Reproduce exactly the lines below, starting with the line that contains "Convert this screenshot" and ending with the last line of the records, both included, and nothing else.

** Begin Provided records **

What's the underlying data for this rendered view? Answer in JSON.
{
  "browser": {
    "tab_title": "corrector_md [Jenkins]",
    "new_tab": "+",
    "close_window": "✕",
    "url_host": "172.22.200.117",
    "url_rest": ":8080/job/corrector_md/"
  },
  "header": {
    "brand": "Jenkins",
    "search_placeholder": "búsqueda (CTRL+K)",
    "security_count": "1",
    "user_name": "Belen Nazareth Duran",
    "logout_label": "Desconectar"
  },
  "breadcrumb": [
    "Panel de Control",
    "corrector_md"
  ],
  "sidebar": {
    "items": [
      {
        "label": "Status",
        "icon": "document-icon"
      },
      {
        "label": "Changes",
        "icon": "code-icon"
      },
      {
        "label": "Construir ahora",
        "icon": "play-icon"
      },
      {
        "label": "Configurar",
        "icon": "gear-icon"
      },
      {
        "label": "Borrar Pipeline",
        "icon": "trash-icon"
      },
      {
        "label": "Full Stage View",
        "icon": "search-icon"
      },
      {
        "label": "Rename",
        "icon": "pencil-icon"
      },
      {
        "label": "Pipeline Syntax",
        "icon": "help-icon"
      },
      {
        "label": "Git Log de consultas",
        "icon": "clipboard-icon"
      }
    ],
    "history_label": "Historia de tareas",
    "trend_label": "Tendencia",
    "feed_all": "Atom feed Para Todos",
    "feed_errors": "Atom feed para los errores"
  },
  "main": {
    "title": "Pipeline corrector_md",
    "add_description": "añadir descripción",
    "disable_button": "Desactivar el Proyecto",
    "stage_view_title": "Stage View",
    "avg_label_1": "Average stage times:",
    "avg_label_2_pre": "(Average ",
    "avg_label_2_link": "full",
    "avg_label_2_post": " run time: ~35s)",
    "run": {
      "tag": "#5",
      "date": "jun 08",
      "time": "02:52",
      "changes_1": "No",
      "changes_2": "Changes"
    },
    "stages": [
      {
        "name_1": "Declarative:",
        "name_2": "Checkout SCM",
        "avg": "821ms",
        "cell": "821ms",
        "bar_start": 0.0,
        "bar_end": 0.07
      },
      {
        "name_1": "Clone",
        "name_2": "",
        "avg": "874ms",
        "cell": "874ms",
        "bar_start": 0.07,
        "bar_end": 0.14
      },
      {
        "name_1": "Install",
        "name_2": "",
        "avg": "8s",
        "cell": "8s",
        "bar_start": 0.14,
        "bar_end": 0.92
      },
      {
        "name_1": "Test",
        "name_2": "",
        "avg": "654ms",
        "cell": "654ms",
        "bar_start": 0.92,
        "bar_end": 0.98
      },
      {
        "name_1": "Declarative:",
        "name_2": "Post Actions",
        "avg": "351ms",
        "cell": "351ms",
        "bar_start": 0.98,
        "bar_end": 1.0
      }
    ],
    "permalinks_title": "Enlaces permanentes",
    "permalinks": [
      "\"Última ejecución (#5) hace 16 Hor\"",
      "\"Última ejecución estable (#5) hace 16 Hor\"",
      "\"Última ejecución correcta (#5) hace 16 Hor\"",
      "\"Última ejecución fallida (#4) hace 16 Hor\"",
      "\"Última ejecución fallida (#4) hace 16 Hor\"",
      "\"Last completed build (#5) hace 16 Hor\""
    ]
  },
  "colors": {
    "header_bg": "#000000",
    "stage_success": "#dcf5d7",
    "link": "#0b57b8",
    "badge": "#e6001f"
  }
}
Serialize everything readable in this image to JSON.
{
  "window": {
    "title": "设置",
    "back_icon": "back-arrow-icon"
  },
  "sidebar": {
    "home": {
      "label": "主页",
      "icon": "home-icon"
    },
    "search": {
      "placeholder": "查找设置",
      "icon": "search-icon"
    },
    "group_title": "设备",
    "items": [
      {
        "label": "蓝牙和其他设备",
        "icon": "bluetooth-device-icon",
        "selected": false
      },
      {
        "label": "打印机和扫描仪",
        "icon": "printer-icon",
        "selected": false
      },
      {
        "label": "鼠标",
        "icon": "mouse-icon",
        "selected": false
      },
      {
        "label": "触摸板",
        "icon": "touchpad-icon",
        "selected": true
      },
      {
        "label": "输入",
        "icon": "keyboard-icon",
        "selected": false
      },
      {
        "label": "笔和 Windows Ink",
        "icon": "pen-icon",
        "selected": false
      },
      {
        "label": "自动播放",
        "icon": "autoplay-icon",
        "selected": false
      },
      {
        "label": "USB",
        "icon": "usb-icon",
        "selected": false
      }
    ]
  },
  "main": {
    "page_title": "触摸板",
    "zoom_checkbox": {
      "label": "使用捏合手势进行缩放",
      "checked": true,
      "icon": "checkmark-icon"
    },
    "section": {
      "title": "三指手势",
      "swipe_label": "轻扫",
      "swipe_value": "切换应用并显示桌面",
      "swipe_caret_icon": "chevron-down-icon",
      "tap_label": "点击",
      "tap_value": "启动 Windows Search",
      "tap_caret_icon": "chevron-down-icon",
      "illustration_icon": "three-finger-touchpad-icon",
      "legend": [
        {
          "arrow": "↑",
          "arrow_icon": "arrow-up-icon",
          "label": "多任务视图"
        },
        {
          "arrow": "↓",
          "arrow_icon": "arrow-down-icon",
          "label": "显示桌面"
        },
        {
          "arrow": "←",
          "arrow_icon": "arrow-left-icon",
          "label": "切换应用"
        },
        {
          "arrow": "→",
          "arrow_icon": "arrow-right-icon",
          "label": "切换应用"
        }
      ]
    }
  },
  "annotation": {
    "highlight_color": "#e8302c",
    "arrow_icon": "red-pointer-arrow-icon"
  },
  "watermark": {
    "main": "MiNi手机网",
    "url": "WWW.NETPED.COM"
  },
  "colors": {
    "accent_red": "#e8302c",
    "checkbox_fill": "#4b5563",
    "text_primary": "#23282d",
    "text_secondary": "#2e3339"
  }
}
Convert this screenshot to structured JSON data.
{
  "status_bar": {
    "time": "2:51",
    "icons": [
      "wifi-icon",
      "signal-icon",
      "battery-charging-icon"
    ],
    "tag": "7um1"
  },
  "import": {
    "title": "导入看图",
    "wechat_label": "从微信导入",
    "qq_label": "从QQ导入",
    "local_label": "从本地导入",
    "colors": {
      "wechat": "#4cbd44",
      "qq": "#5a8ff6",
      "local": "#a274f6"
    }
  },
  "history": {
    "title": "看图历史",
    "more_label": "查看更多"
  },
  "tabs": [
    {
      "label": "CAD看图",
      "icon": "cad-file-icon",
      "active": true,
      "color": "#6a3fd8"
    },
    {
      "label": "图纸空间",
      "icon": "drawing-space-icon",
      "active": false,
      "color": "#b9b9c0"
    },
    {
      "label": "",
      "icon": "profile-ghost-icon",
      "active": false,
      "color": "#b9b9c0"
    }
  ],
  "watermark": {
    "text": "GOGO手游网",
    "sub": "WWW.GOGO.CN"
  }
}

** End Provided records **

Solution
Convert this screenshot to structured JSON data.
{
  "status_bar": {
    "time": "2:51",
    "icons": [
      "wifi-icon",
      "signal-icon",
      "battery-charging-icon"
    ],
    "tag": "7um1"
  },
  "import": {
    "title": "导入看图",
    "wechat_label": "从微信导入",
    "qq_label": "从QQ导入",
    "local_label": "从本地导入",
    "colors": {
      "wechat": "#4cbd44",
      "qq": "#5a8ff6",
      "local": "#a274f6"
    }
  },
  "history": {
    "title": "看图历史",
    "more_label": "查看更多"
  },
  "tabs": [
    {
      "label": "CAD看图",
      "icon": "cad-file-icon",
      "active": true,
      "color": "#6a3fd8"
    },
    {
      "label": "图纸空间",
      "icon": "drawing-space-icon",
      "active": false,
      "color": "#b9b9c0"
    },
    {
      "label": "",
      "icon": "profile-ghost-icon",
      "active": false,
      "color": "#b9b9c0"
    }
  ],
  "watermark": {
    "text": "GOGO手游网",
    "sub": "WWW.GOGO.CN"
  }
}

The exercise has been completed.